_Exercise objective_
Restate, word for word, every line of the data.

_Dataset listings of figures_
____
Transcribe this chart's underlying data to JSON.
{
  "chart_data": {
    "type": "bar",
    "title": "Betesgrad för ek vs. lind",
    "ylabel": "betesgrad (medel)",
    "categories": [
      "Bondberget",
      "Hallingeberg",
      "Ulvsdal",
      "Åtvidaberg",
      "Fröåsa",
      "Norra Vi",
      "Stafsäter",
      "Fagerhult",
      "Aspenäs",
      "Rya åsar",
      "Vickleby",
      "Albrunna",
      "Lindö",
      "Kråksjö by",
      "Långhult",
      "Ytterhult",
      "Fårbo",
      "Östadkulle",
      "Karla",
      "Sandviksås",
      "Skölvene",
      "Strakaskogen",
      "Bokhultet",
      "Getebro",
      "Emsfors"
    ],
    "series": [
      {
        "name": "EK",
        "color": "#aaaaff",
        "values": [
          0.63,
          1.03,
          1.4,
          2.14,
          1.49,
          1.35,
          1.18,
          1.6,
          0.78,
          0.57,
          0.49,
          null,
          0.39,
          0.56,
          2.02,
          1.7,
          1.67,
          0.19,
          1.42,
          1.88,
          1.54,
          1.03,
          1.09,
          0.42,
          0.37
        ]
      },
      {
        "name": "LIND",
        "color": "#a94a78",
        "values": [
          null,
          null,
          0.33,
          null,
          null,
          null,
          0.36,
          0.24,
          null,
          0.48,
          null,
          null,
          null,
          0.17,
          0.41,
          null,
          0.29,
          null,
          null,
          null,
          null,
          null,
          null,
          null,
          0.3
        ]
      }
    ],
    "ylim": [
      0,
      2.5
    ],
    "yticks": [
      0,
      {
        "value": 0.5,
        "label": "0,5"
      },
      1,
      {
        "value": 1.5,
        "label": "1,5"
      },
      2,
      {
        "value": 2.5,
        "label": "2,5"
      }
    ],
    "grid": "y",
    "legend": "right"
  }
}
____
_Correct output_
Transcribe this chart's underlying data to JSON.
{
  "chart_data": {
    "type": "bar",
    "title": "Betesgrad för ek vs. lind",
    "ylabel": "betesgrad (medel)",
    "categories": [
      "Bondberget",
      "Hallingeberg",
      "Ulvsdal",
      "Åtvidaberg",
      "Fröåsa",
      "Norra Vi",
      "Stafsäter",
      "Fagerhult",
      "Aspenäs",
      "Rya åsar",
      "Vickleby",
      "Albrunna",
      "Lindö",
      "Kråksjö by",
      "Långhult",
      "Ytterhult",
      "Fårbo",
      "Östadkulle",
      "Karla",
      "Sandviksås",
      "Skölvene",
      "Strakaskogen",
      "Bokhultet",
      "Getebro",
      "Emsfors"
    ],
    "series": [
      {
        "name": "EK",
        "color": "#aaaaff",
        "values": [
          0.63,
          1.03,
          1.4,
          2.14,
          1.49,
          1.35,
          1.18,
          1.6,
          0.78,
          0.57,
          0.49,
          null,
          0.39,
          0.56,
          2.02,
          1.7,
          1.67,
          0.19,
          1.42,
          1.88,
          1.54,
          1.03,
          1.09,
          0.42,
          0.37
        ]
      },
      {
        "name": "LIND",
        "color": "#a94a78",
        "values": [
          null,
          null,
          0.33,
          null,
          null,
          null,
          0.36,
          0.24,
          null,
          0.48,
          null,
          null,
          null,
          0.17,
          0.41,
          null,
          0.29,
          null,
          null,
          null,
          null,
          null,
          null,
          null,
          0.3
        ]
      }
    ],
    "ylim": [
      0,
      2.5
    ],
    "yticks": [
      0,
      {
        "value": 0.5,
        "label": "0,5"
      },
      1,
      {
        "value": 1.5,
        "label": "1,5"
      },
      2,
      {
        "value": 2.5,
        "label": "2,5"
      }
    ],
    "grid": "y",
    "legend": "right"
  }
}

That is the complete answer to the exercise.